• Task description
Repeat the listing exactly as given, omitting every image.

======== Records supplied ========

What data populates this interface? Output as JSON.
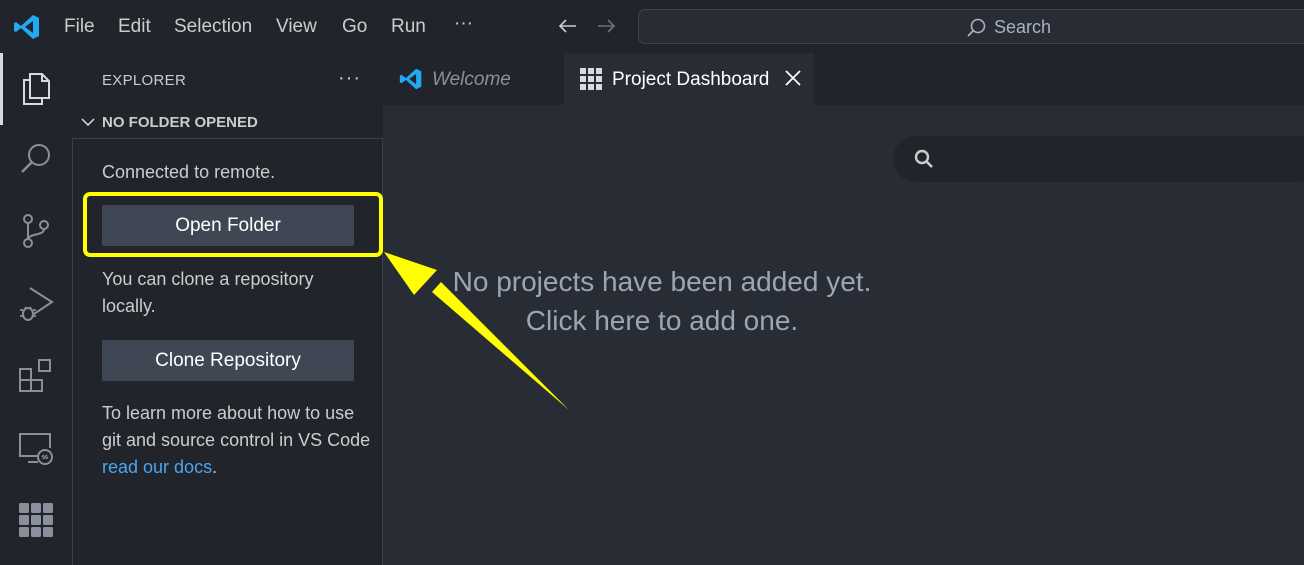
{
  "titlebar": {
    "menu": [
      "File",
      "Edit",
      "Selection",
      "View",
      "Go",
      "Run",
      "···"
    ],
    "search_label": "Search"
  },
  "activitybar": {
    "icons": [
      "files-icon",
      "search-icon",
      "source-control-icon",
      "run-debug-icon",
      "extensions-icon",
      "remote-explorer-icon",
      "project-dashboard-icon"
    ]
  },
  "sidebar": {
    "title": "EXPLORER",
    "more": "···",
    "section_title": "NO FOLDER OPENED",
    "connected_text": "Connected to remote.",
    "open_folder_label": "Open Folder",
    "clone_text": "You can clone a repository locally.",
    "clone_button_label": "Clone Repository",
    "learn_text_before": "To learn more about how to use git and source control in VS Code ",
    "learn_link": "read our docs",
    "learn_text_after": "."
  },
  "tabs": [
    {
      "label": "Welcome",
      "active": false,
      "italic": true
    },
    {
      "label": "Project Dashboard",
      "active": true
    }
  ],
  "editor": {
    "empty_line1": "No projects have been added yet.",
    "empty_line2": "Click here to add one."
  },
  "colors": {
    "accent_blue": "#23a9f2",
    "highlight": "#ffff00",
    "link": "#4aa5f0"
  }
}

========

• Result of the exercise
What data populates this interface? Output as JSON.
{
  "titlebar": {
    "menu": [
      "File",
      "Edit",
      "Selection",
      "View",
      "Go",
      "Run",
      "···"
    ],
    "search_label": "Search"
  },
  "activitybar": {
    "icons": [
      "files-icon",
      "search-icon",
      "source-control-icon",
      "run-debug-icon",
      "extensions-icon",
      "remote-explorer-icon",
      "project-dashboard-icon"
    ]
  },
  "sidebar": {
    "title": "EXPLORER",
    "more": "···",
    "section_title": "NO FOLDER OPENED",
    "connected_text": "Connected to remote.",
    "open_folder_label": "Open Folder",
    "clone_text": "You can clone a repository locally.",
    "clone_button_label": "Clone Repository",
    "learn_text_before": "To learn more about how to use git and source control in VS Code ",
    "learn_link": "read our docs",
    "learn_text_after": "."
  },
  "tabs": [
    {
      "label": "Welcome",
      "active": false,
      "italic": true
    },
    {
      "label": "Project Dashboard",
      "active": true
    }
  ],
  "editor": {
    "empty_line1": "No projects have been added yet.",
    "empty_line2": "Click here to add one."
  },
  "colors": {
    "accent_blue": "#23a9f2",
    "highlight": "#ffff00",
    "link": "#4aa5f0"
  }
}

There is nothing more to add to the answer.